BEGIN DATA PROVIDED

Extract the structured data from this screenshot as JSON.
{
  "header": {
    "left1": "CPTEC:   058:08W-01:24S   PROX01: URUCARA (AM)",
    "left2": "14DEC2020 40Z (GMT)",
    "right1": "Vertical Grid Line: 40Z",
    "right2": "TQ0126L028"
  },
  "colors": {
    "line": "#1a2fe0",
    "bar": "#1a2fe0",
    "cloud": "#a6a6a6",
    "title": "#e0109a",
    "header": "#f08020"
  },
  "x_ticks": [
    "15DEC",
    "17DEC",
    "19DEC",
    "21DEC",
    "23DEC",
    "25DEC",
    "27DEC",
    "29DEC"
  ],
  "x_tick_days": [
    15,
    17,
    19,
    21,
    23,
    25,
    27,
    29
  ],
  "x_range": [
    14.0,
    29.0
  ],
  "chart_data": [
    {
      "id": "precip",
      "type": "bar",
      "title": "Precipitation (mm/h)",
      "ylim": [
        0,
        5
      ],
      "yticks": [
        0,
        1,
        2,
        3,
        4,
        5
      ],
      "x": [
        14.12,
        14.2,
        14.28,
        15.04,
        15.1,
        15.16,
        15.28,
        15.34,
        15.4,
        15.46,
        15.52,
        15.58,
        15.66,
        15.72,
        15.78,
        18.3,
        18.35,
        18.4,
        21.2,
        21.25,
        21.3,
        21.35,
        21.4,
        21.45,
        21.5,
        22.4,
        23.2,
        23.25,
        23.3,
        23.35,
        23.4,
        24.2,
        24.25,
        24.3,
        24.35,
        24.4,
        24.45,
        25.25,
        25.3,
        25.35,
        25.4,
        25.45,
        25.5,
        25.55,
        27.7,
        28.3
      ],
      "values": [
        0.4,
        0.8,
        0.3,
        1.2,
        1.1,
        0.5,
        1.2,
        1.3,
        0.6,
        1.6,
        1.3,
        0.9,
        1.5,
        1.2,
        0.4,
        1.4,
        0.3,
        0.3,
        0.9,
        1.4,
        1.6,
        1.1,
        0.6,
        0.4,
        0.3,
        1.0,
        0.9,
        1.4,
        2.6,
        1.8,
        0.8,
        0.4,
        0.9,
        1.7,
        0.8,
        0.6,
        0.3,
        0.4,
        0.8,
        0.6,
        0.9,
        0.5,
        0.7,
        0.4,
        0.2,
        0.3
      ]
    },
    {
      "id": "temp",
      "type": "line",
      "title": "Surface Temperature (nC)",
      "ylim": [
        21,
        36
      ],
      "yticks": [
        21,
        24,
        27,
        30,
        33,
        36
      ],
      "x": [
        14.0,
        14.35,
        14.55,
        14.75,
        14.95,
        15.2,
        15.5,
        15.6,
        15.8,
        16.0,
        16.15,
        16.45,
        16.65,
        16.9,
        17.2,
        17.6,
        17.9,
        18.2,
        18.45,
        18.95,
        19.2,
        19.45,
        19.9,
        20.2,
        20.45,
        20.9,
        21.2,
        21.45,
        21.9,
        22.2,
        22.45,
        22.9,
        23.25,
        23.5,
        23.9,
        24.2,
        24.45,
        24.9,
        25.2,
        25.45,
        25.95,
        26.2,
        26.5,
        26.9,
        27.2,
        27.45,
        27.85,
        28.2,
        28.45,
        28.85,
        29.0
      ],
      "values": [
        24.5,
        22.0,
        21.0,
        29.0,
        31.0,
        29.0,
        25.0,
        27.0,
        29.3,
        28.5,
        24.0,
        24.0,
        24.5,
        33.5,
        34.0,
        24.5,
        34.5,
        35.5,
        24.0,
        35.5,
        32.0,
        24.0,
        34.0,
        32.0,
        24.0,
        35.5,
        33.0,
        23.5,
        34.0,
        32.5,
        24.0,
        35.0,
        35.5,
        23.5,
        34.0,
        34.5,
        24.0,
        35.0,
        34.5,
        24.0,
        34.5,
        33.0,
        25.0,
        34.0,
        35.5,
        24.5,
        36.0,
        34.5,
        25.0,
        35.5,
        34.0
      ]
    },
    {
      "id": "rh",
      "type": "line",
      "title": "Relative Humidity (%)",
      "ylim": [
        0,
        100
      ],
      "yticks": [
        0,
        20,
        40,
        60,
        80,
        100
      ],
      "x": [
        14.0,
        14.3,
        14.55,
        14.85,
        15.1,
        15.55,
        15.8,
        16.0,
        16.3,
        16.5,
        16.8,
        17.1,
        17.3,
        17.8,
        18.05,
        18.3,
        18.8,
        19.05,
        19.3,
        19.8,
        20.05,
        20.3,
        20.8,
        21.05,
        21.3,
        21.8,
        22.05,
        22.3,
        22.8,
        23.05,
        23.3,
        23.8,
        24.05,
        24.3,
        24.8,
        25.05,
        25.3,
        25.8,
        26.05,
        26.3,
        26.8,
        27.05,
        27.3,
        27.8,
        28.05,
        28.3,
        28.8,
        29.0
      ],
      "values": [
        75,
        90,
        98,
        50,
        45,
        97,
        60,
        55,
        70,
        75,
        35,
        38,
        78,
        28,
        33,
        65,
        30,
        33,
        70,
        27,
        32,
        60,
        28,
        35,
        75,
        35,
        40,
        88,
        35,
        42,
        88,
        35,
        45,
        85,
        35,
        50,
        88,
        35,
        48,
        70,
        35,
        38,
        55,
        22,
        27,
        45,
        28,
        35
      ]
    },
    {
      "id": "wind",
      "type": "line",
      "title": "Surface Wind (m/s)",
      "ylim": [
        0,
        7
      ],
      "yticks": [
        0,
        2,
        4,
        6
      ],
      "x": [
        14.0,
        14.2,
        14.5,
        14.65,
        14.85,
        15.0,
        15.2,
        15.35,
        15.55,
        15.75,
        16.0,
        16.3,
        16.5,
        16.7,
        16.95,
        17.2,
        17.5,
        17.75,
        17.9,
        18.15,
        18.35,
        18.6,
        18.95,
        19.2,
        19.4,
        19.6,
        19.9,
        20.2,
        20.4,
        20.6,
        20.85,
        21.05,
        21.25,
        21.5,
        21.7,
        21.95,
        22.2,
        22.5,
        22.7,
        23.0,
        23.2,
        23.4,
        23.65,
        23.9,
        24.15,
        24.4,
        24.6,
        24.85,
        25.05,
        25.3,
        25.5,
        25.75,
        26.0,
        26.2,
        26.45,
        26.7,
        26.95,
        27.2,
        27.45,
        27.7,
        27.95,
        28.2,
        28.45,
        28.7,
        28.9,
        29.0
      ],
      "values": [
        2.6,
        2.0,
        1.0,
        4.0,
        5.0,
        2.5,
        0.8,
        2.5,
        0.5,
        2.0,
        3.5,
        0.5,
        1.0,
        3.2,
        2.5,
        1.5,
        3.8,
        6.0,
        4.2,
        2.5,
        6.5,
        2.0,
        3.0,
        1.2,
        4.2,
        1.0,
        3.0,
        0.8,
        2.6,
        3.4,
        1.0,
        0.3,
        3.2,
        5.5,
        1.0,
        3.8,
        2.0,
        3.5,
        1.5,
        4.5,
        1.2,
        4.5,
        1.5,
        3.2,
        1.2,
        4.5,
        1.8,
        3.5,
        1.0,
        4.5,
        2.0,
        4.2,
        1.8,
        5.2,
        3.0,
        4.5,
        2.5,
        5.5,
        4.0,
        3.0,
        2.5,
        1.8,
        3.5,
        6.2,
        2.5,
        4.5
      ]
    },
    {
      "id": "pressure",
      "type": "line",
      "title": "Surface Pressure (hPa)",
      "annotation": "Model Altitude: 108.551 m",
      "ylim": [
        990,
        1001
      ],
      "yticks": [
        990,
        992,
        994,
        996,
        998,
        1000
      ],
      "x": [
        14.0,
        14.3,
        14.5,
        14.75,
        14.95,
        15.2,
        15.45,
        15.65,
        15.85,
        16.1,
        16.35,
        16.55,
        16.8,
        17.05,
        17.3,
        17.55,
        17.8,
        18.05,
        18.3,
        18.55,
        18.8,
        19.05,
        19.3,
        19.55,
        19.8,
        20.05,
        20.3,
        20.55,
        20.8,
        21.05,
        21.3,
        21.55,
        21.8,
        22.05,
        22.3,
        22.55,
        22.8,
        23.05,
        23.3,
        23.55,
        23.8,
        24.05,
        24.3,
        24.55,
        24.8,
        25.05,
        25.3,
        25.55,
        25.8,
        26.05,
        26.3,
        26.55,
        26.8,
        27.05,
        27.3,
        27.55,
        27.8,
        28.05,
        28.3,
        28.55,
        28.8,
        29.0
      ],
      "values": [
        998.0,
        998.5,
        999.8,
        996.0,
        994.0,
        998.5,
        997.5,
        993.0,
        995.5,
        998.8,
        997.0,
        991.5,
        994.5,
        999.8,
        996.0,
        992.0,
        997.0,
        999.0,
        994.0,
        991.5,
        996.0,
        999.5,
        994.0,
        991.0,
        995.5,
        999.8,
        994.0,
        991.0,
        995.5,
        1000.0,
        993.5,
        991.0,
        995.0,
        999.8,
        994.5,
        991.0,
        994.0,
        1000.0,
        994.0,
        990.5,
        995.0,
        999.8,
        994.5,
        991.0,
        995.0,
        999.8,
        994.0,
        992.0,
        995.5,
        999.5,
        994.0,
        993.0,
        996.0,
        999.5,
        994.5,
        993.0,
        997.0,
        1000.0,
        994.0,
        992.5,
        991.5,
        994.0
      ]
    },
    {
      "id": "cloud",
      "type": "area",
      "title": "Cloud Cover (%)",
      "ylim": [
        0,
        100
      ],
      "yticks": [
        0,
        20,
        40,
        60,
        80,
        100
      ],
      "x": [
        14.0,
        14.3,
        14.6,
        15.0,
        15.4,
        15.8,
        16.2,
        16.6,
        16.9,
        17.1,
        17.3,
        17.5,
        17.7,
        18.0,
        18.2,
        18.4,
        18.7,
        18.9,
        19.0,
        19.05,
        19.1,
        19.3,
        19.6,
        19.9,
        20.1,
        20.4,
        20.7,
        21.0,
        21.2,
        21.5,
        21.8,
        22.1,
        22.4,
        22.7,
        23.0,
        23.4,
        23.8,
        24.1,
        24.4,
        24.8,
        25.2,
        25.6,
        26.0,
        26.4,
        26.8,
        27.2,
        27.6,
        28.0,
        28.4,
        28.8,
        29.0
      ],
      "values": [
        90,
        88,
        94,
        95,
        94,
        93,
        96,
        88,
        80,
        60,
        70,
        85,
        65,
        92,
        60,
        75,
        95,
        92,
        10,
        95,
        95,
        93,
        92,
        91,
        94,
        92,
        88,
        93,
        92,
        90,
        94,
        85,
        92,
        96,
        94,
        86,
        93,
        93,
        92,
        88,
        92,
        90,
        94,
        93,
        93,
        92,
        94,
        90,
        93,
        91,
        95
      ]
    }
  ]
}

END DATA PROVIDED

PROBLEM TO SOLVE ▸ All lines that include "title" are to be gathered and copied.

EXERCISE OUTPUT ▸
    "title": "#e0109a",
      "title": "Precipitation (mm/h)",
      "title": "Surface Temperature (nC)",
      "title": "Relative Humidity (%)",
      "title": "Surface Wind (m/s)",
      "title": "Surface Pressure (hPa)",
      "title": "Cloud Cover (%)",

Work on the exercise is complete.